### WORK TO BE COMPLETED
Convert every line of the material below into a numbered list, omitting blank lines and the pictures.

====

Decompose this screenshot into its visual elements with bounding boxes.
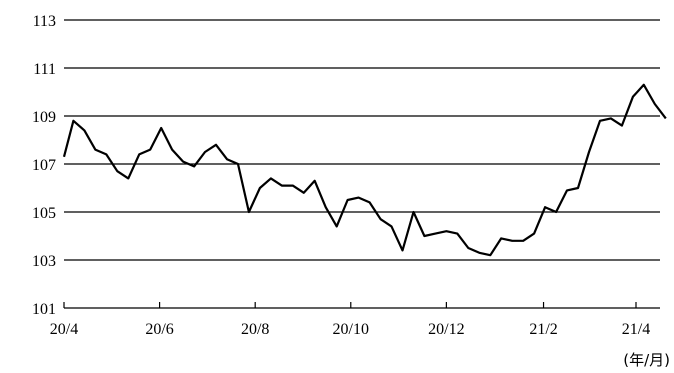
y-tick-label-6: 113 (33, 13, 56, 30)
x-axis (63, 302, 660, 309)
y-tick-label-3: 107 (32, 157, 56, 174)
x-tick-label-4: 20/12 (428, 321, 464, 338)
x-tick-label-0: 20/4 (50, 321, 78, 338)
y-tick-label-4: 109 (32, 109, 56, 126)
x-tick-label-6: 21/4 (622, 321, 650, 338)
x-tick-label-2: 20/8 (241, 321, 269, 338)
y-tick-label-0: 101 (32, 301, 56, 318)
x-axis-labels: 20/4 20/6 20/8 20/10 20/12 21/2 21/4 (50, 321, 650, 338)
x-tick-label-5: 21/2 (529, 321, 557, 338)
series-line-0 (62, 83, 667, 257)
series-layer (62, 83, 667, 257)
y-tick-label-1: 103 (32, 253, 56, 270)
x-axis-unit-label: (年/月) (623, 351, 670, 369)
x-tick-label-3: 20/10 (333, 321, 369, 338)
y-tick-label-2: 105 (32, 205, 56, 222)
y-axis-labels: 101 103 105 107 109 111 113 (32, 13, 56, 318)
x-tick-label-1: 20/6 (145, 321, 173, 338)
y-tick-label-5: 111 (33, 61, 56, 78)
gridlines (64, 19, 660, 261)
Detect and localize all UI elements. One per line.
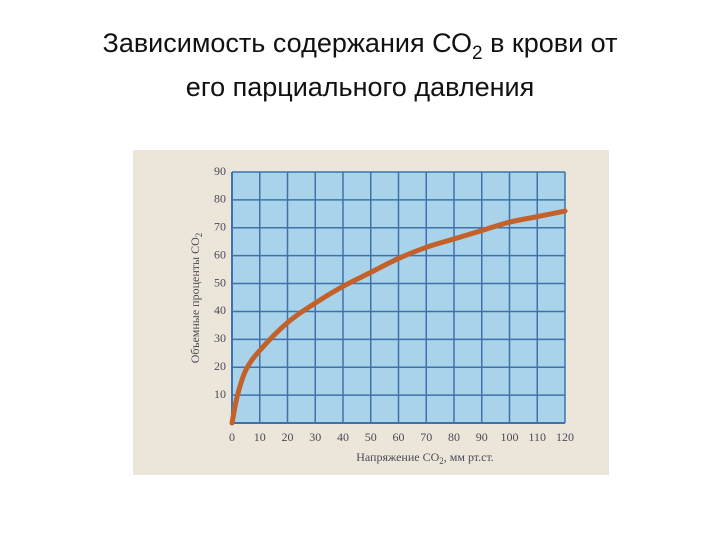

====

### RIGHT ANSWER
1. Decompose this screenshot into its visual elements with bounding boxes.
2. y-tick-label-6: 113 (33, 13, 56, 30)
3. x-axis (63, 302, 660, 309)
4. y-tick-label-3: 107 (32, 157, 56, 174)
5. x-tick-label-4: 20/12 (428, 321, 464, 338)
6. x-tick-label-0: 20/4 (50, 321, 78, 338)
7. y-tick-label-4: 109 (32, 109, 56, 126)
8. x-tick-label-6: 21/4 (622, 321, 650, 338)
9. x-tick-label-2: 20/8 (241, 321, 269, 338)
10. y-tick-label-0: 101 (32, 301, 56, 318)
11. x-axis-labels: 20/4 20/6 20/8 20/10 20/12 21/2 21/4 (50, 321, 650, 338)
12. x-tick-label-5: 21/2 (529, 321, 557, 338)
13. series-line-0 (62, 83, 667, 257)
14. series-layer (62, 83, 667, 257)
15. y-tick-label-1: 103 (32, 253, 56, 270)
16. x-axis-unit-label: (年/月) (623, 351, 670, 369)
17. x-tick-label-3: 20/10 (333, 321, 369, 338)
18. y-tick-label-2: 105 (32, 205, 56, 222)
19. y-axis-labels: 101 103 105 107 109 111 113 (32, 13, 56, 318)
20. x-tick-label-1: 20/6 (145, 321, 173, 338)
21. y-tick-label-5: 111 (33, 61, 56, 78)
22. gridlines (64, 19, 660, 261)
23. Detect and localize all UI elements. One per line.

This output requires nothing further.